> _What you should do_: Below is a block of records: output all of them exactly and leave out the pictures.

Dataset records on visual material
.....

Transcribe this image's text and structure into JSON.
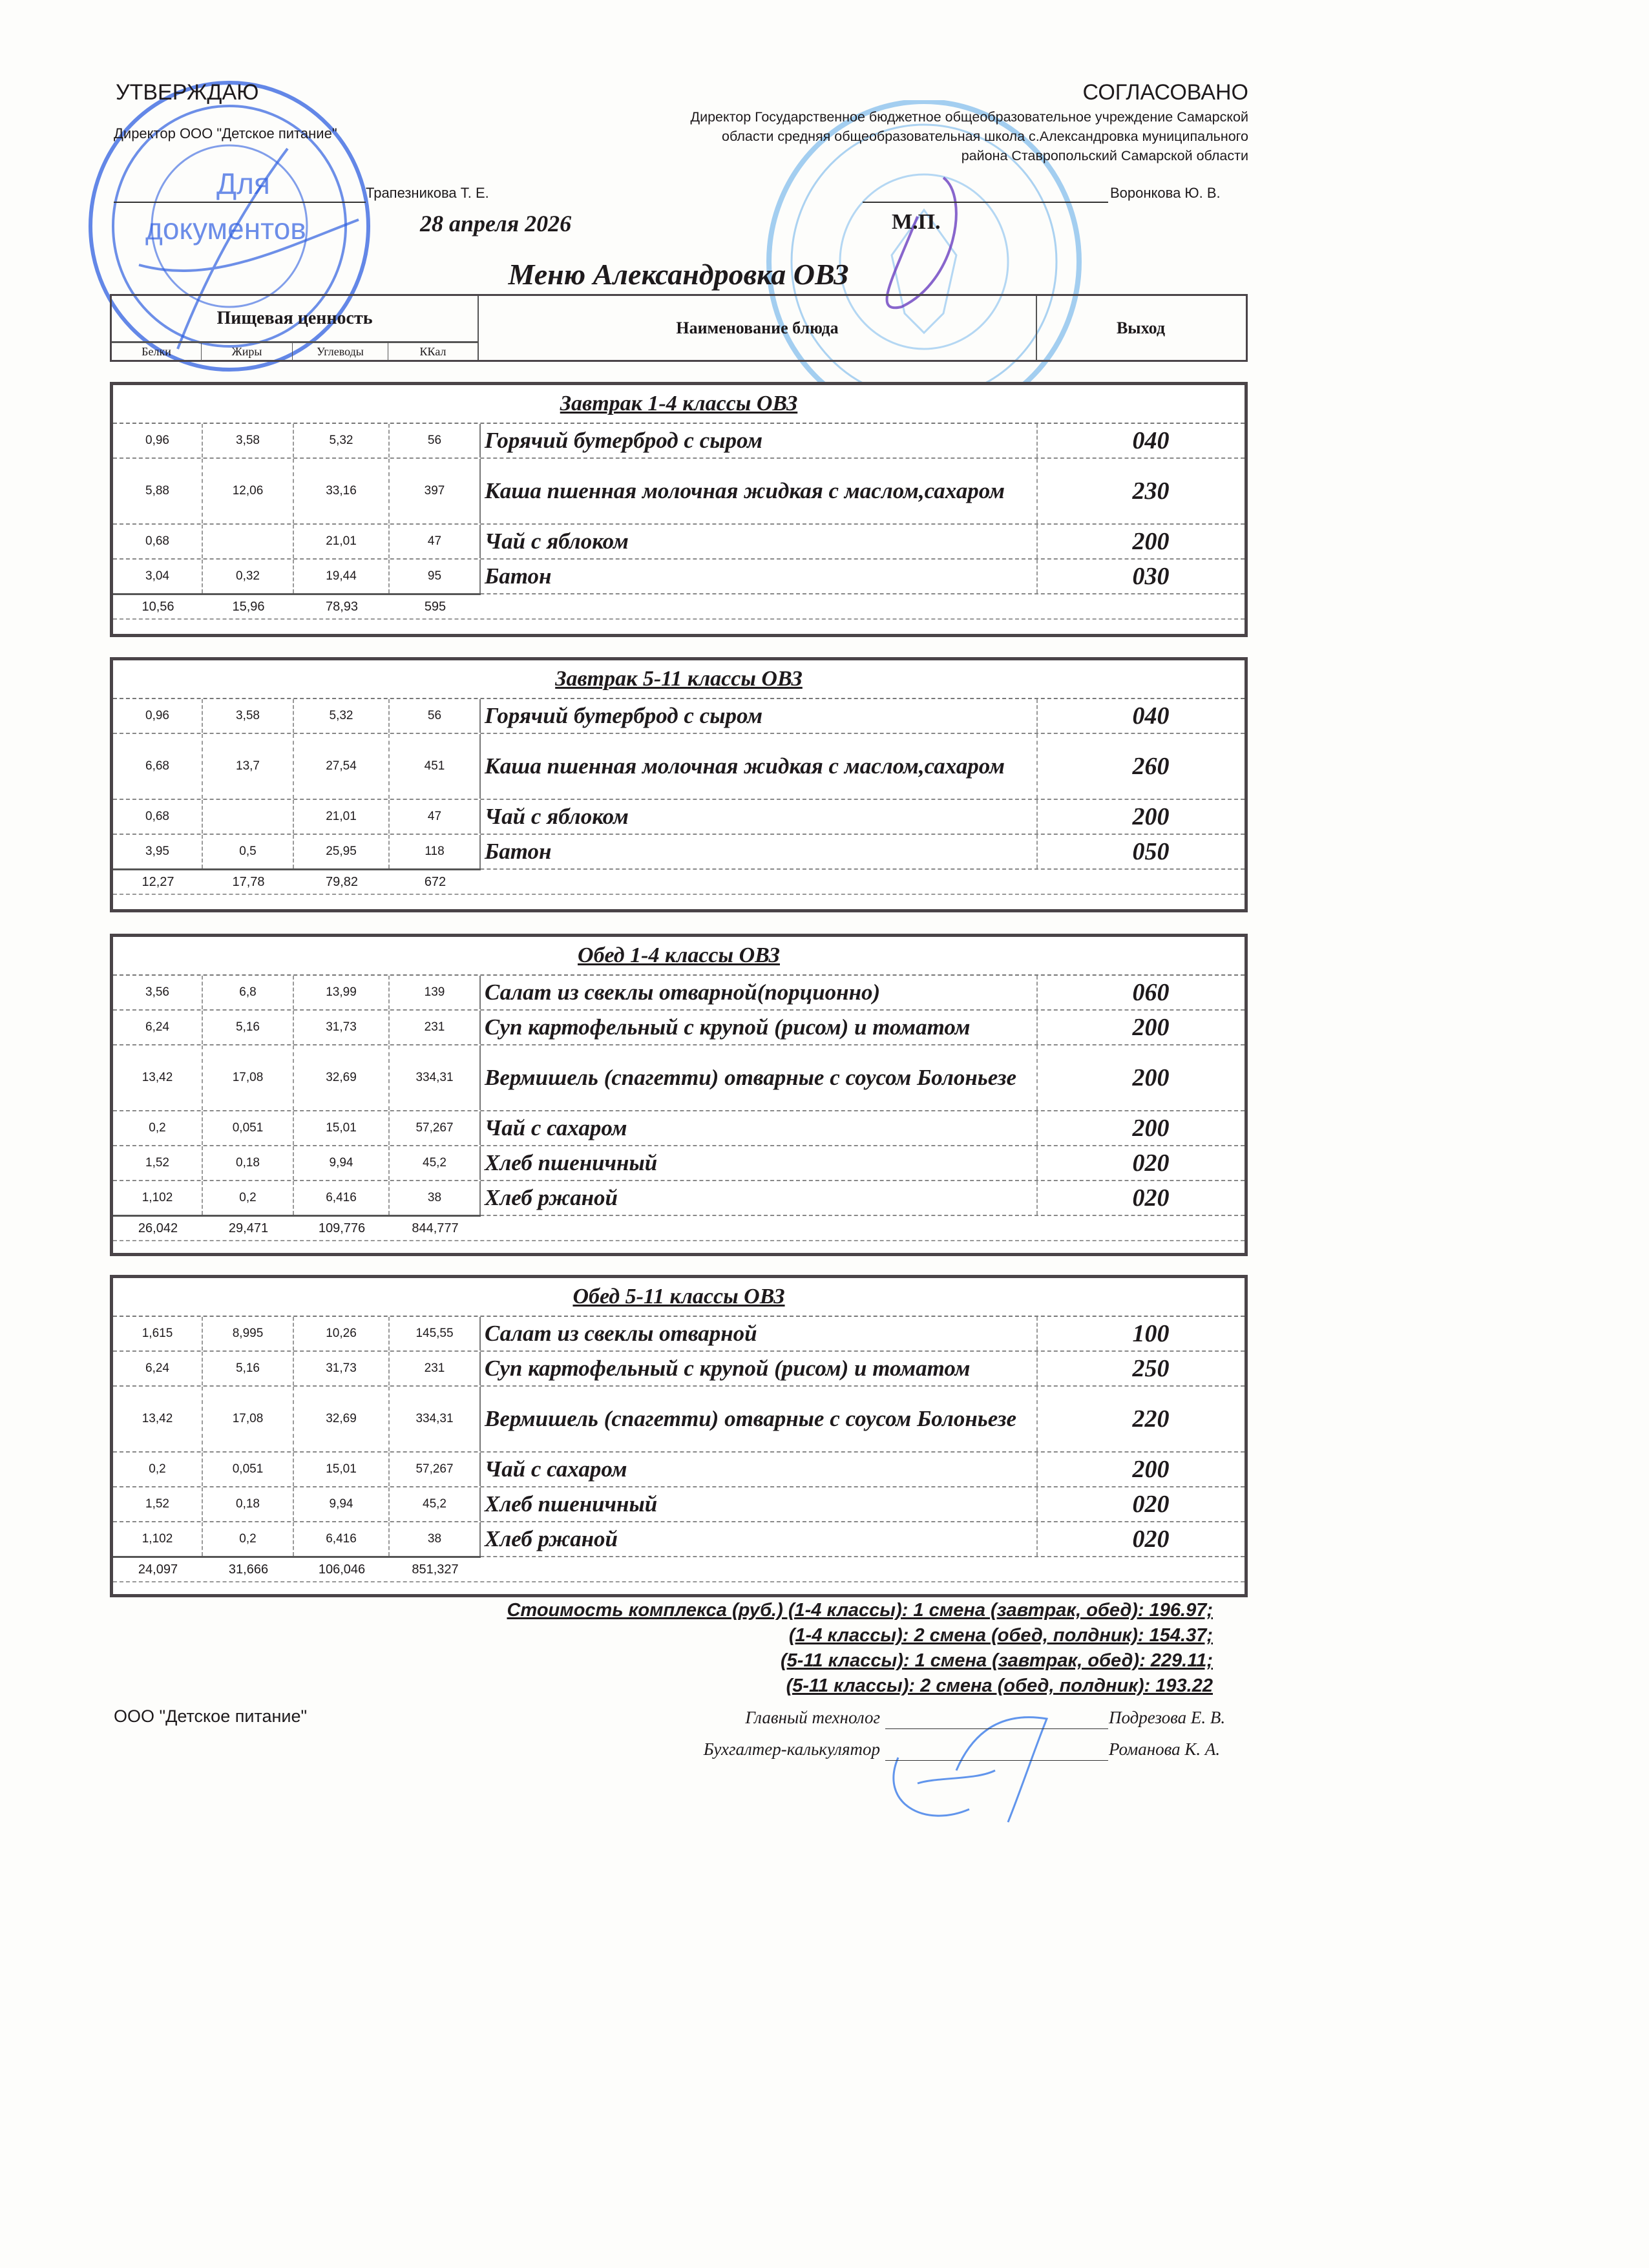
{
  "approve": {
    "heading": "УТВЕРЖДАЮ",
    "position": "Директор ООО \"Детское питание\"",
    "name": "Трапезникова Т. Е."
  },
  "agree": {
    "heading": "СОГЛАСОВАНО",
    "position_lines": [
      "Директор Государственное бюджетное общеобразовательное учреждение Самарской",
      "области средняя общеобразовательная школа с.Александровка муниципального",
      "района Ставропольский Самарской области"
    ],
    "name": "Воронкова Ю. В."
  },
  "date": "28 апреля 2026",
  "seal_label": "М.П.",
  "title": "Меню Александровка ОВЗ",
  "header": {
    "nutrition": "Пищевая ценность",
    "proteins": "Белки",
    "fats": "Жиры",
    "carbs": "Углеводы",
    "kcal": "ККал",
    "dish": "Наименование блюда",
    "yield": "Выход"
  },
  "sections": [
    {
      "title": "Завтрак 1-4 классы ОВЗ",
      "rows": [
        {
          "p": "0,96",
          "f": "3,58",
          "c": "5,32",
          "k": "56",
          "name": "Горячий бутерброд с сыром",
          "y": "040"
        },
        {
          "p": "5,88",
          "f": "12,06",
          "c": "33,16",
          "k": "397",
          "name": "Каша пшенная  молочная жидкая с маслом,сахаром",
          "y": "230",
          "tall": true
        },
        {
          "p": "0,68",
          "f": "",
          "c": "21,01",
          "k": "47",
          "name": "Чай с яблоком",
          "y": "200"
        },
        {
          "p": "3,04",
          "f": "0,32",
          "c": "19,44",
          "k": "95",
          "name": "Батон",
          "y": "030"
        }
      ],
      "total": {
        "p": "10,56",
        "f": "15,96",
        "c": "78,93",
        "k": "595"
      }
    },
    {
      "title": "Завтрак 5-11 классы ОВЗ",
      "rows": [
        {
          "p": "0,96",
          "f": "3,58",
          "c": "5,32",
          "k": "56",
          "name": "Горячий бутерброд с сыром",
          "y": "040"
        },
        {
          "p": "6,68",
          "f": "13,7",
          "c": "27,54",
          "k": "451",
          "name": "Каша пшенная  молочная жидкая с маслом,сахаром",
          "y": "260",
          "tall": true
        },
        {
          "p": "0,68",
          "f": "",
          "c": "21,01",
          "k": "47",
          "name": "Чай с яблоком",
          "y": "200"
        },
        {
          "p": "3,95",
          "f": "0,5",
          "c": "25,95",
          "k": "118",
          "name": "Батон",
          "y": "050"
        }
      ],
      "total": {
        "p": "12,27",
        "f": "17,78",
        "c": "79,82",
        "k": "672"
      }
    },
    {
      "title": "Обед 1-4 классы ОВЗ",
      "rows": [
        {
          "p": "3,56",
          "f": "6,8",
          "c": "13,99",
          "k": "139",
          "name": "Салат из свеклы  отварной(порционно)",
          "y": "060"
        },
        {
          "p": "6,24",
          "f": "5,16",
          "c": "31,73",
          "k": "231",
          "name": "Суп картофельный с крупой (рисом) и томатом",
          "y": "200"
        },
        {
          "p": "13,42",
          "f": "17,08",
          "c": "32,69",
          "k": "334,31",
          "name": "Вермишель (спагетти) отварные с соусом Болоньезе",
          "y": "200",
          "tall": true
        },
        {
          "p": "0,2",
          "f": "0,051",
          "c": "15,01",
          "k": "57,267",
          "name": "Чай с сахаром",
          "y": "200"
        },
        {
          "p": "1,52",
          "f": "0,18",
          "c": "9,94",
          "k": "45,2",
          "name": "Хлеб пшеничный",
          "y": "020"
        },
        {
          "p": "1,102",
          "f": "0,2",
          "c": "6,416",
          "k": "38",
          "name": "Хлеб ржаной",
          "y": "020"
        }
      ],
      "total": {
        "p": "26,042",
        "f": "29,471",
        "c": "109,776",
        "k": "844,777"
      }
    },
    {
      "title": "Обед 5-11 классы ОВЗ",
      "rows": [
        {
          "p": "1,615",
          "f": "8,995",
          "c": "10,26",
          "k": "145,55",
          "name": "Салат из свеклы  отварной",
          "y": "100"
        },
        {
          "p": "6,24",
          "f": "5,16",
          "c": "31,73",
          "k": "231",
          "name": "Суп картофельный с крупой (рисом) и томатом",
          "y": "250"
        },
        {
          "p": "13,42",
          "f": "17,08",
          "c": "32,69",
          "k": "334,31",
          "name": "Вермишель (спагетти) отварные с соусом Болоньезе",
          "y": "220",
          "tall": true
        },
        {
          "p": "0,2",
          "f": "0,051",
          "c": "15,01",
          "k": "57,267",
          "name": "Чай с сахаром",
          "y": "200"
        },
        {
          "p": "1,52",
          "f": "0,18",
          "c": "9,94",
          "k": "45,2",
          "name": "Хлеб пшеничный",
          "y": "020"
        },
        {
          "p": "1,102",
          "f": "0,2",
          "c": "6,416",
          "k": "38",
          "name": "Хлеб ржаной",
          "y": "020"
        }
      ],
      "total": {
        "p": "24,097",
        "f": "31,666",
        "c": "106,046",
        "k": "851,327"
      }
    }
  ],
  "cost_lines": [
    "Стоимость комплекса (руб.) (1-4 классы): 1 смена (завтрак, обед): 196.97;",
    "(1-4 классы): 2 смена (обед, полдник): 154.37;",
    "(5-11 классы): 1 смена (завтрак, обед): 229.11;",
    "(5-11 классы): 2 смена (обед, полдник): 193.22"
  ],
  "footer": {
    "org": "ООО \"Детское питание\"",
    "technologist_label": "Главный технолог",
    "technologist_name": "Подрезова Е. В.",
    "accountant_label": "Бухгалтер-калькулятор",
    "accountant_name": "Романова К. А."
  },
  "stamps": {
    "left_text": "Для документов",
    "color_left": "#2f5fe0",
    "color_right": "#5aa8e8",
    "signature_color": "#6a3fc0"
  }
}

.....

> _Result of the task_:
Transcribe this image's text and structure into JSON.
{
  "approve": {
    "heading": "УТВЕРЖДАЮ",
    "position": "Директор ООО \"Детское питание\"",
    "name": "Трапезникова Т. Е."
  },
  "agree": {
    "heading": "СОГЛАСОВАНО",
    "position_lines": [
      "Директор Государственное бюджетное общеобразовательное учреждение Самарской",
      "области средняя общеобразовательная школа с.Александровка муниципального",
      "района Ставропольский Самарской области"
    ],
    "name": "Воронкова Ю. В."
  },
  "date": "28 апреля 2026",
  "seal_label": "М.П.",
  "title": "Меню Александровка ОВЗ",
  "header": {
    "nutrition": "Пищевая ценность",
    "proteins": "Белки",
    "fats": "Жиры",
    "carbs": "Углеводы",
    "kcal": "ККал",
    "dish": "Наименование блюда",
    "yield": "Выход"
  },
  "sections": [
    {
      "title": "Завтрак 1-4 классы ОВЗ",
      "rows": [
        {
          "p": "0,96",
          "f": "3,58",
          "c": "5,32",
          "k": "56",
          "name": "Горячий бутерброд с сыром",
          "y": "040"
        },
        {
          "p": "5,88",
          "f": "12,06",
          "c": "33,16",
          "k": "397",
          "name": "Каша пшенная  молочная жидкая с маслом,сахаром",
          "y": "230",
          "tall": true
        },
        {
          "p": "0,68",
          "f": "",
          "c": "21,01",
          "k": "47",
          "name": "Чай с яблоком",
          "y": "200"
        },
        {
          "p": "3,04",
          "f": "0,32",
          "c": "19,44",
          "k": "95",
          "name": "Батон",
          "y": "030"
        }
      ],
      "total": {
        "p": "10,56",
        "f": "15,96",
        "c": "78,93",
        "k": "595"
      }
    },
    {
      "title": "Завтрак 5-11 классы ОВЗ",
      "rows": [
        {
          "p": "0,96",
          "f": "3,58",
          "c": "5,32",
          "k": "56",
          "name": "Горячий бутерброд с сыром",
          "y": "040"
        },
        {
          "p": "6,68",
          "f": "13,7",
          "c": "27,54",
          "k": "451",
          "name": "Каша пшенная  молочная жидкая с маслом,сахаром",
          "y": "260",
          "tall": true
        },
        {
          "p": "0,68",
          "f": "",
          "c": "21,01",
          "k": "47",
          "name": "Чай с яблоком",
          "y": "200"
        },
        {
          "p": "3,95",
          "f": "0,5",
          "c": "25,95",
          "k": "118",
          "name": "Батон",
          "y": "050"
        }
      ],
      "total": {
        "p": "12,27",
        "f": "17,78",
        "c": "79,82",
        "k": "672"
      }
    },
    {
      "title": "Обед 1-4 классы ОВЗ",
      "rows": [
        {
          "p": "3,56",
          "f": "6,8",
          "c": "13,99",
          "k": "139",
          "name": "Салат из свеклы  отварной(порционно)",
          "y": "060"
        },
        {
          "p": "6,24",
          "f": "5,16",
          "c": "31,73",
          "k": "231",
          "name": "Суп картофельный с крупой (рисом) и томатом",
          "y": "200"
        },
        {
          "p": "13,42",
          "f": "17,08",
          "c": "32,69",
          "k": "334,31",
          "name": "Вермишель (спагетти) отварные с соусом Болоньезе",
          "y": "200",
          "tall": true
        },
        {
          "p": "0,2",
          "f": "0,051",
          "c": "15,01",
          "k": "57,267",
          "name": "Чай с сахаром",
          "y": "200"
        },
        {
          "p": "1,52",
          "f": "0,18",
          "c": "9,94",
          "k": "45,2",
          "name": "Хлеб пшеничный",
          "y": "020"
        },
        {
          "p": "1,102",
          "f": "0,2",
          "c": "6,416",
          "k": "38",
          "name": "Хлеб ржаной",
          "y": "020"
        }
      ],
      "total": {
        "p": "26,042",
        "f": "29,471",
        "c": "109,776",
        "k": "844,777"
      }
    },
    {
      "title": "Обед 5-11 классы ОВЗ",
      "rows": [
        {
          "p": "1,615",
          "f": "8,995",
          "c": "10,26",
          "k": "145,55",
          "name": "Салат из свеклы  отварной",
          "y": "100"
        },
        {
          "p": "6,24",
          "f": "5,16",
          "c": "31,73",
          "k": "231",
          "name": "Суп картофельный с крупой (рисом) и томатом",
          "y": "250"
        },
        {
          "p": "13,42",
          "f": "17,08",
          "c": "32,69",
          "k": "334,31",
          "name": "Вермишель (спагетти) отварные с соусом Болоньезе",
          "y": "220",
          "tall": true
        },
        {
          "p": "0,2",
          "f": "0,051",
          "c": "15,01",
          "k": "57,267",
          "name": "Чай с сахаром",
          "y": "200"
        },
        {
          "p": "1,52",
          "f": "0,18",
          "c": "9,94",
          "k": "45,2",
          "name": "Хлеб пшеничный",
          "y": "020"
        },
        {
          "p": "1,102",
          "f": "0,2",
          "c": "6,416",
          "k": "38",
          "name": "Хлеб ржаной",
          "y": "020"
        }
      ],
      "total": {
        "p": "24,097",
        "f": "31,666",
        "c": "106,046",
        "k": "851,327"
      }
    }
  ],
  "cost_lines": [
    "Стоимость комплекса (руб.) (1-4 классы): 1 смена (завтрак, обед): 196.97;",
    "(1-4 классы): 2 смена (обед, полдник): 154.37;",
    "(5-11 классы): 1 смена (завтрак, обед): 229.11;",
    "(5-11 классы): 2 смена (обед, полдник): 193.22"
  ],
  "footer": {
    "org": "ООО \"Детское питание\"",
    "technologist_label": "Главный технолог",
    "technologist_name": "Подрезова Е. В.",
    "accountant_label": "Бухгалтер-калькулятор",
    "accountant_name": "Романова К. А."
  },
  "stamps": {
    "left_text": "Для документов",
    "color_left": "#2f5fe0",
    "color_right": "#5aa8e8",
    "signature_color": "#6a3fc0"
  }
}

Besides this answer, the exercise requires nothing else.